■ Exercise brief:
Retype every entry in its entirety, without alteration.

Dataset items
────────────────

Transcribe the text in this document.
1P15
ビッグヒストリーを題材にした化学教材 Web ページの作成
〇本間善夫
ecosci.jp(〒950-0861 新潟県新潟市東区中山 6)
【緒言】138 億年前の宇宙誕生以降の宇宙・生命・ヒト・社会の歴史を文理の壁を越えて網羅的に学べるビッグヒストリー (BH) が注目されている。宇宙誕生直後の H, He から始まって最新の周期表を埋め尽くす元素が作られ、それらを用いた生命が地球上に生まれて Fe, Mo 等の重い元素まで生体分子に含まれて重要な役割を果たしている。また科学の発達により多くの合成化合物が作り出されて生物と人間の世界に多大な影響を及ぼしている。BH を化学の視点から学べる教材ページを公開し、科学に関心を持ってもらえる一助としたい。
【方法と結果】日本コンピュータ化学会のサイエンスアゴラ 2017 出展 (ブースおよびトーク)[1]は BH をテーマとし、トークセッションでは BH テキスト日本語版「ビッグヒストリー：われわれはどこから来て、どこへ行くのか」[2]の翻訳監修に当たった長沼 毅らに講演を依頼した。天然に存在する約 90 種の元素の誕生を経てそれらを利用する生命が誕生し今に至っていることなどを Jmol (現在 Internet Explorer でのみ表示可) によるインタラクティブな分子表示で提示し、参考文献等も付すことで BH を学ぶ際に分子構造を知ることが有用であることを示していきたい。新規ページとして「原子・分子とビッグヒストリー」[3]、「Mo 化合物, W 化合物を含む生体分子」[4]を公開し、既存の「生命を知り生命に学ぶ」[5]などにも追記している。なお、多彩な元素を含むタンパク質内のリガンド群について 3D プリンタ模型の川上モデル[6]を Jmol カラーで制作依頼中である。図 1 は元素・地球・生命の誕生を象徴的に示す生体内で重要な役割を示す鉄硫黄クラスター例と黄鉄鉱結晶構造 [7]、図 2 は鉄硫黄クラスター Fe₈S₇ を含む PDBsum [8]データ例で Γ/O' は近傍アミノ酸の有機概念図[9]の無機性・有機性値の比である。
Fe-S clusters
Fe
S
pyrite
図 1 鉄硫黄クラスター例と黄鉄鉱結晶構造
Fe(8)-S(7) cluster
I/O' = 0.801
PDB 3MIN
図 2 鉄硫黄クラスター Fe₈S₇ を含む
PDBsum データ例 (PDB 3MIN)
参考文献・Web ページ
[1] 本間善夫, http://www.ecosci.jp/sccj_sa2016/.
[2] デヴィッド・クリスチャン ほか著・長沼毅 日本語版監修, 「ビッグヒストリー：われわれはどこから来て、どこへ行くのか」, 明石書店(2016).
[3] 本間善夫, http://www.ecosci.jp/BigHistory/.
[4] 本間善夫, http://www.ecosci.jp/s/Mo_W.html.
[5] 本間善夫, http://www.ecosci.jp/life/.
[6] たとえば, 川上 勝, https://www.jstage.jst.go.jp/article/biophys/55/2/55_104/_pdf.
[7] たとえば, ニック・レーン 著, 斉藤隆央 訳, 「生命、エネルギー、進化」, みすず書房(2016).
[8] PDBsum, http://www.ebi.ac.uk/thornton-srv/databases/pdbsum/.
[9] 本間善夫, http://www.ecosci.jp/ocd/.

────────────────

■ Task response:
Transcribe the text in this document.
1P15
ビッグヒストリーを題材にした化学教材 Web ページの作成
〇本間善夫
ecosci.jp(〒950-0861 新潟県新潟市東区中山 6)
【緒言】138 億年前の宇宙誕生以降の宇宙・生命・ヒト・社会の歴史を文理の壁を越えて網羅的に学べるビッグヒストリー (BH) が注目されている。宇宙誕生直後の H, He から始まって最新の周期表を埋め尽くす元素が作られ、それらを用いた生命が地球上に生まれて Fe, Mo 等の重い元素まで生体分子に含まれて重要な役割を果たしている。また科学の発達により多くの合成化合物が作り出されて生物と人間の世界に多大な影響を及ぼしている。BH を化学の視点から学べる教材ページを公開し、科学に関心を持ってもらえる一助としたい。
【方法と結果】日本コンピュータ化学会のサイエンスアゴラ 2017 出展 (ブースおよびトーク)[1]は BH をテーマとし、トークセッションでは BH テキスト日本語版「ビッグヒストリー：われわれはどこから来て、どこへ行くのか」[2]の翻訳監修に当たった長沼 毅らに講演を依頼した。天然に存在する約 90 種の元素の誕生を経てそれらを利用する生命が誕生し今に至っていることなどを Jmol (現在 Internet Explorer でのみ表示可) によるインタラクティブな分子表示で提示し、参考文献等も付すことで BH を学ぶ際に分子構造を知ることが有用であることを示していきたい。新規ページとして「原子・分子とビッグヒストリー」[3]、「Mo 化合物, W 化合物を含む生体分子」[4]を公開し、既存の「生命を知り生命に学ぶ」[5]などにも追記している。なお、多彩な元素を含むタンパク質内のリガンド群について 3D プリンタ模型の川上モデル[6]を Jmol カラーで制作依頼中である。図 1 は元素・地球・生命の誕生を象徴的に示す生体内で重要な役割を示す鉄硫黄クラスター例と黄鉄鉱結晶構造 [7]、図 2 は鉄硫黄クラスター Fe₈S₇ を含む PDBsum [8]データ例で Γ/O' は近傍アミノ酸の有機概念図[9]の無機性・有機性値の比である。
Fe-S clusters
Fe
S
pyrite
図 1 鉄硫黄クラスター例と黄鉄鉱結晶構造
Fe(8)-S(7) cluster
I/O' = 0.801
PDB 3MIN
図 2 鉄硫黄クラスター Fe₈S₇ を含む
PDBsum データ例 (PDB 3MIN)
参考文献・Web ページ
[1] 本間善夫, http://www.ecosci.jp/sccj_sa2016/.
[2] デヴィッド・クリスチャン ほか著・長沼毅 日本語版監修, 「ビッグヒストリー：われわれはどこから来て、どこへ行くのか」, 明石書店(2016).
[3] 本間善夫, http://www.ecosci.jp/BigHistory/.
[4] 本間善夫, http://www.ecosci.jp/s/Mo_W.html.
[5] 本間善夫, http://www.ecosci.jp/life/.
[6] たとえば, 川上 勝, https://www.jstage.jst.go.jp/article/biophys/55/2/55_104/_pdf.
[7] たとえば, ニック・レーン 著, 斉藤隆央 訳, 「生命、エネルギー、進化」, みすず書房(2016).
[8] PDBsum, http://www.ebi.ac.uk/thornton-srv/databases/pdbsum/.
[9] 本間善夫, http://www.ecosci.jp/ocd/.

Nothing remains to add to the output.